**Problem**
Lines holding the string "calculate" are the ones to copy; find them all in the data.

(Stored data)
** START **

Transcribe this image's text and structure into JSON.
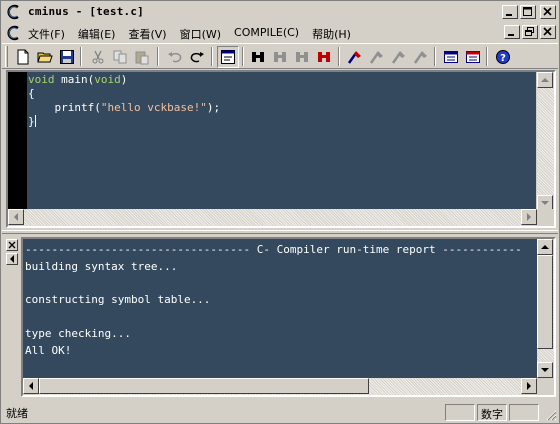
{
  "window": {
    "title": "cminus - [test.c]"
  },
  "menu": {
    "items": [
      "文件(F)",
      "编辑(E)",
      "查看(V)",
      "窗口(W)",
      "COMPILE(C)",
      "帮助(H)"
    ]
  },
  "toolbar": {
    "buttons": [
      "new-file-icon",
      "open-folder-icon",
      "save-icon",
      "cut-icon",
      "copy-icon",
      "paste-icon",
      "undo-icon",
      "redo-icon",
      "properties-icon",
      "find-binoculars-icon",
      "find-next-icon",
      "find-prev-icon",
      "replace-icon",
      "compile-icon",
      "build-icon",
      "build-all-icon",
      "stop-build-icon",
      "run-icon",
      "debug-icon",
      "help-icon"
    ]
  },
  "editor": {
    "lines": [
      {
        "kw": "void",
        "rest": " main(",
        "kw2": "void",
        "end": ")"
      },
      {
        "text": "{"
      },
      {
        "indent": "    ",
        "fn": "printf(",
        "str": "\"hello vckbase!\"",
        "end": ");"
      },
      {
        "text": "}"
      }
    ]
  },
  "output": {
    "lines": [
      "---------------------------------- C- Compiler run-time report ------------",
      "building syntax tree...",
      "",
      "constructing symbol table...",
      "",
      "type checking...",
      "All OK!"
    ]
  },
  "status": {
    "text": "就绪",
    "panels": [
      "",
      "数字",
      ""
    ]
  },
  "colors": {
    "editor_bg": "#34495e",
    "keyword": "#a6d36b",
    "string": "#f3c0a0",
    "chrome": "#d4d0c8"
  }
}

** END **
** START **

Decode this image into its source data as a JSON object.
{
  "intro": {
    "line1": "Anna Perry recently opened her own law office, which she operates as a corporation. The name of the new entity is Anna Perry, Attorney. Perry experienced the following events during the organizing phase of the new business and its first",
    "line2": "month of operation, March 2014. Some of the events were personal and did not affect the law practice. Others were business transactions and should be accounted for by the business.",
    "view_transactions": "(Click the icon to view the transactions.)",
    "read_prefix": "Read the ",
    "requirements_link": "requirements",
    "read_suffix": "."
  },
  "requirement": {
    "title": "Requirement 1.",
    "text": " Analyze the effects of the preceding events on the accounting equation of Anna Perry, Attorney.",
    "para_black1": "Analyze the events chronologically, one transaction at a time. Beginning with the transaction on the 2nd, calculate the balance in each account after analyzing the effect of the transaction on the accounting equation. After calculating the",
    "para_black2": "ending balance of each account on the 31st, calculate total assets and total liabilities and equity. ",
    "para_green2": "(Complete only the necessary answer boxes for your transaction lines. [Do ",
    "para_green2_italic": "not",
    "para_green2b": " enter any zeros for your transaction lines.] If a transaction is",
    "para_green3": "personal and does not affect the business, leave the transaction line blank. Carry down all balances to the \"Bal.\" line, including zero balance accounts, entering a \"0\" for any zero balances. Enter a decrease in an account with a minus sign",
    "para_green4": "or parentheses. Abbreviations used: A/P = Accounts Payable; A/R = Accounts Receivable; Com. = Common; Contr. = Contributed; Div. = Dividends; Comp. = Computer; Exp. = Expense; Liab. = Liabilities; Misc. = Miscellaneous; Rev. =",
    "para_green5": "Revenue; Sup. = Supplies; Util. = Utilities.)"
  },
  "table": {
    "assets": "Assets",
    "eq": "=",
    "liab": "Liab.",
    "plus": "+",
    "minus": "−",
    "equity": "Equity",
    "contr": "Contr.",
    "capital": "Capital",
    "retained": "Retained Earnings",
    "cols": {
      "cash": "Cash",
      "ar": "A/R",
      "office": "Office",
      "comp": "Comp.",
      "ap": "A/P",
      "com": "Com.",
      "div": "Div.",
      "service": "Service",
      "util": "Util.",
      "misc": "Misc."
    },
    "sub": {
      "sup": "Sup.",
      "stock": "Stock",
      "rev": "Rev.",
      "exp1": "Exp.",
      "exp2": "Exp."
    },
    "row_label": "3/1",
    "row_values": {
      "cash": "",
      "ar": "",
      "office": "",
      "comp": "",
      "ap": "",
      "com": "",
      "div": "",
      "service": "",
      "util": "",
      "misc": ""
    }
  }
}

** END **

**Answer to the problem**
    "para_black1": "Analyze the events chronologically, one transaction at a time. Beginning with the transaction on the 2nd, calculate the balance in each account after analyzing the effect of the transaction on the accounting equation. After calculating the",
    "para_black2": "ending balance of each account on the 31st, calculate total assets and total liabilities and equity. ",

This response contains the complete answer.